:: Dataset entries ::

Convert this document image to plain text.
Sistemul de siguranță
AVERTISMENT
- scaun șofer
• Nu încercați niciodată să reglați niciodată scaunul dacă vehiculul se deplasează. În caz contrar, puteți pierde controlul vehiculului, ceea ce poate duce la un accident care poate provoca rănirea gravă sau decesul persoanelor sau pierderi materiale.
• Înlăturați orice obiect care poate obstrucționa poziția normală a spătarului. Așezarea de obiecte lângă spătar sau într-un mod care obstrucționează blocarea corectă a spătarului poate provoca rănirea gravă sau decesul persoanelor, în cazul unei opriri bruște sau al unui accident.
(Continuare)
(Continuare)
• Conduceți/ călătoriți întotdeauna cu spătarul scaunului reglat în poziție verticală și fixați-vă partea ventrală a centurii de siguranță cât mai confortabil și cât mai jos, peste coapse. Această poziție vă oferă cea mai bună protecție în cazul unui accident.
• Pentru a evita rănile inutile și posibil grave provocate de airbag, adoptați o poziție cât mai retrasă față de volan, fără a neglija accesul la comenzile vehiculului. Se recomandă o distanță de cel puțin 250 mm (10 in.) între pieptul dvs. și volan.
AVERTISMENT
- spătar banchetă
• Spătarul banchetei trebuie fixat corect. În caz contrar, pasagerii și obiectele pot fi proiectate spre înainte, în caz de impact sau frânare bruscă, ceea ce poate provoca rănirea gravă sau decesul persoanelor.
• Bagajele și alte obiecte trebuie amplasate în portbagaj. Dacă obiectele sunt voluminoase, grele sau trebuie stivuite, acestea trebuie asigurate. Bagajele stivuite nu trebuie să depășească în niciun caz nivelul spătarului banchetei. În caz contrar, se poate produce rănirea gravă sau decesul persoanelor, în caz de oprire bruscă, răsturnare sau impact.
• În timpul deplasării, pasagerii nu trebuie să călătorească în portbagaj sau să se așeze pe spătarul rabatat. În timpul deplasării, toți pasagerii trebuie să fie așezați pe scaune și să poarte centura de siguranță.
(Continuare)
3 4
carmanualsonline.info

:: PROBLEM DESCRIPTION ::
Report each line in the data that holds the word "siguranță".

:: REPLY ::
Sistemul de siguranță
• Conduceți/ călătoriți întotdeauna cu spătarul scaunului reglat în poziție verticală și fixați-vă partea ventrală a centurii de siguranță cât mai confortabil și cât mai jos, peste coapse. Această poziție vă oferă cea mai bună protecție în cazul unui accident.
• În timpul deplasării, pasagerii nu trebuie să călătorească în portbagaj sau să se așeze pe spătarul rabatat. În timpul deplasării, toți pasagerii trebuie să fie așezați pe scaune și să poarte centura de siguranță.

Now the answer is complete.